[INSTRUCTIONS TO FOLLOW] Could you give the lines of the data again, starting at "- menu-projekt[interactable]: Projekt: [168, 34, 205, 48]" and ending at "- svg-text:÷: ÷: [429, 650, 436, 664]", with "Reaktorfüllung" swapped for "Reaktorbefüllung" and everything else left unchanged?

[RAW RECORDS]
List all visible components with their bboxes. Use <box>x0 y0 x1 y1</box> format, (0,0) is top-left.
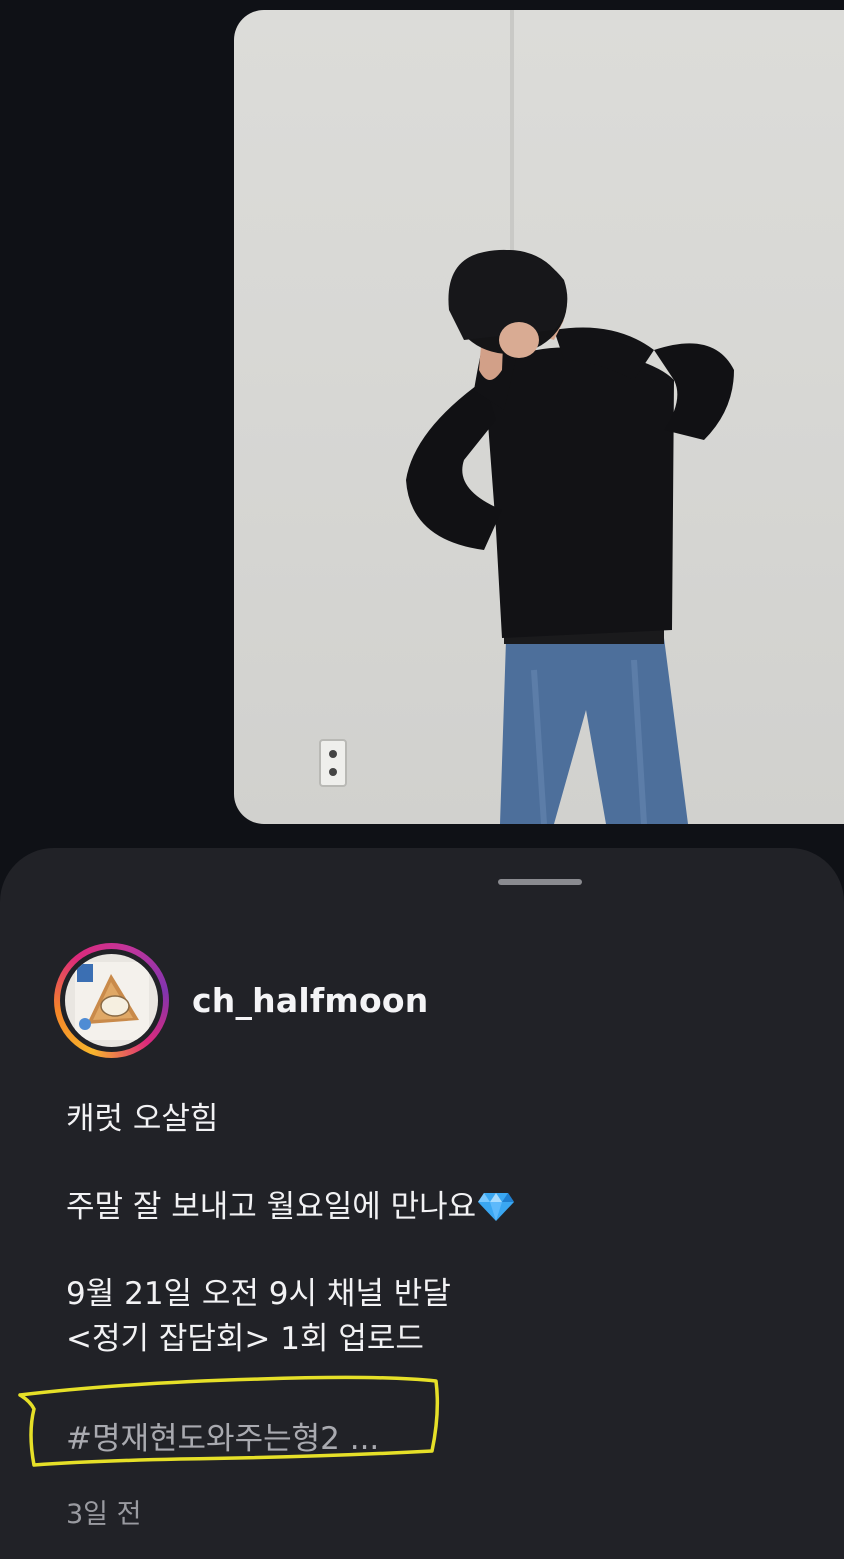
caption-line-1: 캐럿 오살힘 <box>66 1101 219 1137</box>
avatar <box>65 954 158 1047</box>
gem-emoji-icon <box>478 1189 515 1233</box>
bread-package-icon <box>75 962 149 1040</box>
story-avatar-ring[interactable] <box>54 943 169 1058</box>
post-timestamp: 3일 전 <box>66 1499 142 1530</box>
caption-line-2-row: 주말 잘 보내고 월요일에 만나요 <box>66 1185 515 1233</box>
post-viewer: ch_halfmoon 캐럿 오살힘 주말 잘 보내고 월요일에 만나요 9월 … <box>0 0 844 1559</box>
avatar-ring-gap <box>60 949 163 1052</box>
username[interactable]: ch_halfmoon <box>192 981 428 1020</box>
post-details-sheet: ch_halfmoon 캐럿 오살힘 주말 잘 보내고 월요일에 만나요 9월 … <box>0 848 844 1559</box>
caption-line-2: 주말 잘 보내고 월요일에 만나요 <box>66 1189 477 1225</box>
post-photo[interactable] <box>234 10 844 824</box>
sheet-grabber[interactable] <box>498 879 582 885</box>
hashtag-more-link[interactable]: #명재현도와주는형2 ... <box>66 1413 379 1458</box>
caption-line-4: <정기 잡담회> 1회 업로드 <box>66 1321 424 1357</box>
photo-person-illustration <box>319 10 734 824</box>
caption-line-3: 9월 21일 오전 9시 채널 반달 <box>66 1276 451 1312</box>
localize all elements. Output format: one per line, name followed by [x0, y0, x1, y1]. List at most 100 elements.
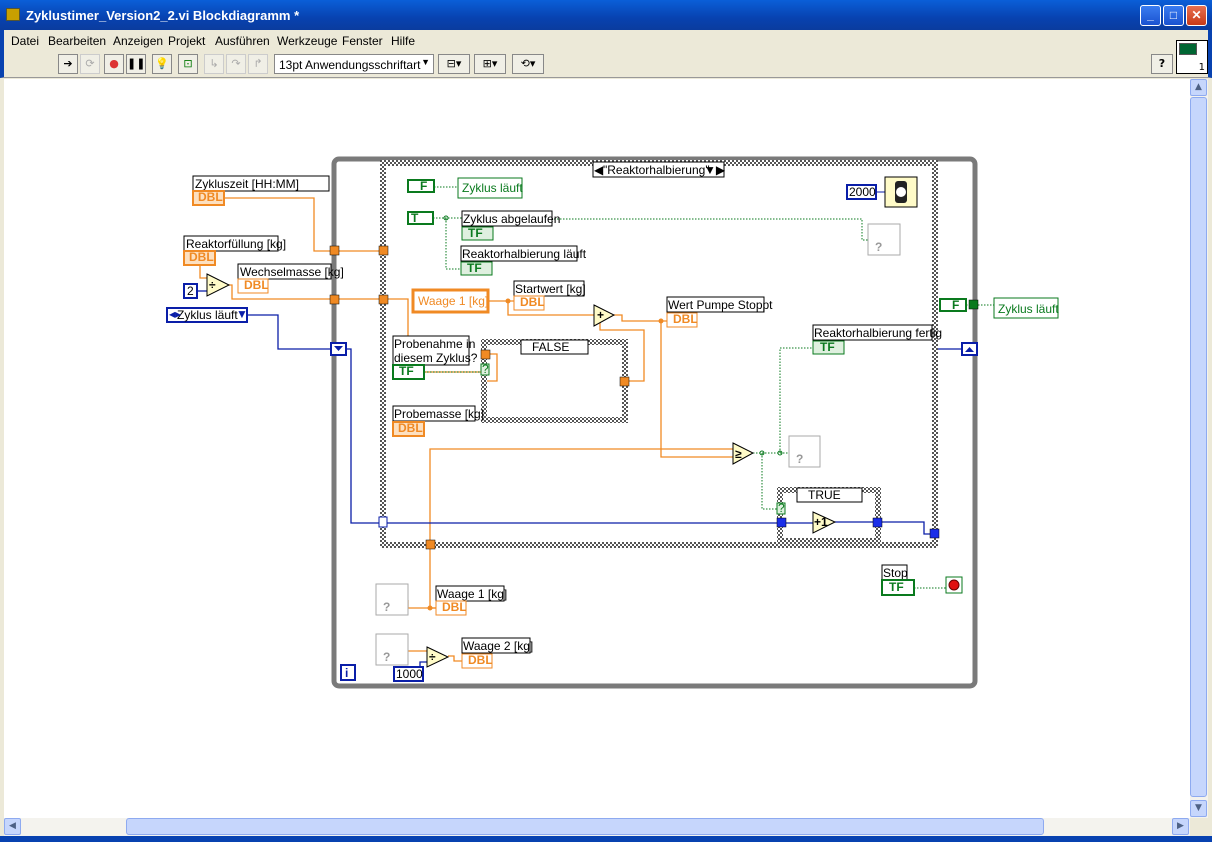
- menu-projekt[interactable]: Projekt: [168, 34, 205, 48]
- svg-text:TF: TF: [820, 340, 835, 354]
- menu-bar: Datei Bearbeiten Anzeigen Projekt Ausfüh…: [0, 30, 1212, 50]
- label-reaktorfuellung: Reaktorfüllung [kg]: [186, 237, 286, 251]
- svg-text:÷: ÷: [429, 650, 436, 664]
- shift-register-left[interactable]: [330, 342, 347, 356]
- svg-text:DBL: DBL: [468, 653, 493, 667]
- step-into-icon[interactable]: ↳: [204, 54, 224, 74]
- bool-control-probenahme[interactable]: TF: [392, 364, 425, 380]
- menu-hilfe[interactable]: Hilfe: [391, 34, 415, 48]
- unknown-subvi-icon[interactable]: ?: [867, 223, 901, 256]
- constant-wait-ms[interactable]: 2000: [846, 184, 877, 200]
- vi-icon[interactable]: 1: [1176, 40, 1208, 74]
- menu-fenster[interactable]: Fenster: [342, 34, 383, 48]
- bool-constant-false[interactable]: F: [407, 179, 435, 193]
- bool-constant-true[interactable]: T: [407, 211, 434, 225]
- svg-text:TF: TF: [467, 261, 482, 275]
- distribute-icon[interactable]: ⊞▾: [474, 54, 506, 74]
- highlight-execution-icon[interactable]: 💡: [152, 54, 172, 74]
- scroll-left-button[interactable]: ◀: [4, 818, 21, 835]
- unknown-subvi-icon[interactable]: ?: [788, 435, 821, 468]
- step-out-icon[interactable]: ↱: [248, 54, 268, 74]
- bool-indicator-zyklus-abgelaufen[interactable]: TF: [461, 226, 494, 241]
- shift-register-right[interactable]: [961, 342, 978, 356]
- stop-condition-terminal[interactable]: [945, 576, 963, 594]
- constant-thousand[interactable]: 1000: [393, 666, 424, 682]
- maximize-button[interactable]: □: [1163, 5, 1184, 26]
- block-diagram-canvas[interactable]: "Reaktorhalbierung" ◀ ▼▶ FALSE TRUE Zykl…: [4, 79, 1190, 818]
- scroll-right-button[interactable]: ▶: [1172, 818, 1189, 835]
- svg-text:DBL: DBL: [673, 312, 698, 326]
- case-selector-terminal-false: ?: [482, 362, 489, 376]
- svg-text:?: ?: [875, 240, 882, 254]
- menu-anzeigen[interactable]: Anzeigen: [113, 34, 163, 48]
- decrement-arrow-icon[interactable]: ◀: [594, 163, 604, 177]
- svg-text:Zyklus läuft: Zyklus läuft: [177, 308, 238, 322]
- scroll-down-button[interactable]: ▼: [1190, 800, 1207, 817]
- svg-text:Zyklus läuft: Zyklus läuft: [462, 181, 523, 195]
- dbl-control-zykluszeit[interactable]: DBL: [192, 190, 225, 206]
- svg-text:+: +: [597, 308, 604, 322]
- svg-text:F: F: [952, 298, 959, 312]
- align-icon[interactable]: ⊟▾: [438, 54, 470, 74]
- reorder-icon[interactable]: ⟲▾: [512, 54, 544, 74]
- menu-datei[interactable]: Datei: [11, 34, 39, 48]
- menu-bearbeiten[interactable]: Bearbeiten: [48, 34, 106, 48]
- bool-control-stop[interactable]: TF: [881, 579, 915, 596]
- dbl-control-reaktorfuellung[interactable]: DBL: [183, 250, 216, 266]
- run-continuously-icon[interactable]: ⟳: [80, 54, 100, 74]
- enum-zyklus-laeuft[interactable]: Zyklus läuft▼ ◂▸: [166, 307, 248, 323]
- svg-text:T: T: [411, 211, 419, 225]
- svg-text:÷: ÷: [209, 278, 216, 292]
- wait-ms-function-icon[interactable]: [884, 176, 918, 208]
- abort-icon[interactable]: ●: [104, 54, 124, 74]
- step-over-icon[interactable]: ↷: [226, 54, 246, 74]
- dbl-indicator-wechselmasse[interactable]: DBL: [237, 278, 269, 294]
- unknown-subvi-icon[interactable]: ?: [375, 583, 409, 616]
- unknown-subvi-icon[interactable]: ?: [375, 633, 409, 666]
- font-select[interactable]: 13pt Anwendungsschriftart ▼: [274, 54, 434, 74]
- vertical-scroll-thumb[interactable]: [1190, 97, 1207, 797]
- run-arrow-icon[interactable]: ➔: [58, 54, 78, 74]
- dbl-indicator-wert-pumpe-stoppt[interactable]: DBL: [666, 312, 698, 328]
- label-wechselmasse: Wechselmasse [kg]: [240, 265, 344, 279]
- horizontal-scrollbar[interactable]: ◀ ▶: [4, 818, 1190, 836]
- menu-ausfuehren[interactable]: Ausführen: [215, 34, 270, 48]
- bool-indicator-reaktorhalbierung-fertig[interactable]: TF: [812, 340, 845, 355]
- svg-text:TF: TF: [399, 364, 414, 378]
- dbl-control-probemasse[interactable]: DBL: [392, 421, 425, 437]
- svg-text:?: ?: [796, 452, 803, 466]
- true-case-selector[interactable]: TRUE: [808, 488, 841, 502]
- dbl-indicator-startwert[interactable]: DBL: [513, 295, 545, 311]
- bool-indicator-reaktorhalbierung-laeuft[interactable]: TF: [460, 261, 493, 276]
- window-title: Zyklustimer_Version2_2.vi Blockdiagramm …: [26, 8, 300, 23]
- vertical-scrollbar[interactable]: ▲ ▼: [1190, 79, 1208, 818]
- svg-text:DBL: DBL: [189, 250, 214, 264]
- svg-text:▼: ▼: [236, 307, 248, 321]
- dropdown-arrow-icon[interactable]: ▼▶: [704, 163, 726, 177]
- iteration-terminal: i: [340, 664, 356, 681]
- help-button[interactable]: ?: [1151, 54, 1173, 74]
- case-selector-value: "Reaktorhalbierung": [603, 163, 710, 177]
- constant-two[interactable]: 2: [183, 283, 198, 299]
- dbl-indicator-waage2[interactable]: DBL: [461, 653, 493, 669]
- local-variable-zyklus-laeuft[interactable]: Zyklus läuft: [457, 177, 523, 199]
- local-variable-zyklus-laeuft-out[interactable]: Zyklus läuft: [993, 297, 1059, 319]
- bool-constant-false-right[interactable]: F: [939, 298, 967, 312]
- dbl-indicator-waage1[interactable]: DBL: [435, 600, 467, 616]
- scroll-up-button[interactable]: ▲: [1190, 79, 1207, 96]
- menu-werkzeuge[interactable]: Werkzeuge: [277, 34, 337, 48]
- svg-text:1000: 1000: [396, 667, 423, 681]
- minimize-button[interactable]: _: [1140, 5, 1161, 26]
- false-case-selector[interactable]: FALSE: [532, 340, 569, 354]
- pause-icon[interactable]: ❚❚: [126, 54, 146, 74]
- close-button[interactable]: ✕: [1186, 5, 1207, 26]
- label-reaktorhalbierung-fertig: Reaktorhalbierung fertig: [814, 326, 942, 340]
- local-variable-waage1[interactable]: Waage 1 [kg]: [411, 288, 490, 314]
- label-waage2: Waage 2 [kg]: [463, 639, 533, 653]
- retain-wire-values-icon[interactable]: ⊡: [178, 54, 198, 74]
- svg-text:DBL: DBL: [398, 421, 423, 435]
- case-selector[interactable]: "Reaktorhalbierung" ◀ ▼▶: [592, 161, 726, 178]
- labview-vi-icon: [6, 8, 20, 21]
- svg-text:?: ?: [383, 600, 390, 614]
- horizontal-scroll-thumb[interactable]: [126, 818, 1044, 835]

[OUTPUT OF THE TASK]
- menu-projekt[interactable]: Projekt: [168, 34, 205, 48]
- svg-text:TF: TF: [820, 340, 835, 354]
- menu-bar: Datei Bearbeiten Anzeigen Projekt Ausfüh…: [0, 30, 1212, 50]
- label-reaktorfuellung: Reaktorbefüllung [kg]: [186, 237, 286, 251]
- svg-text:÷: ÷: [429, 650, 436, 664]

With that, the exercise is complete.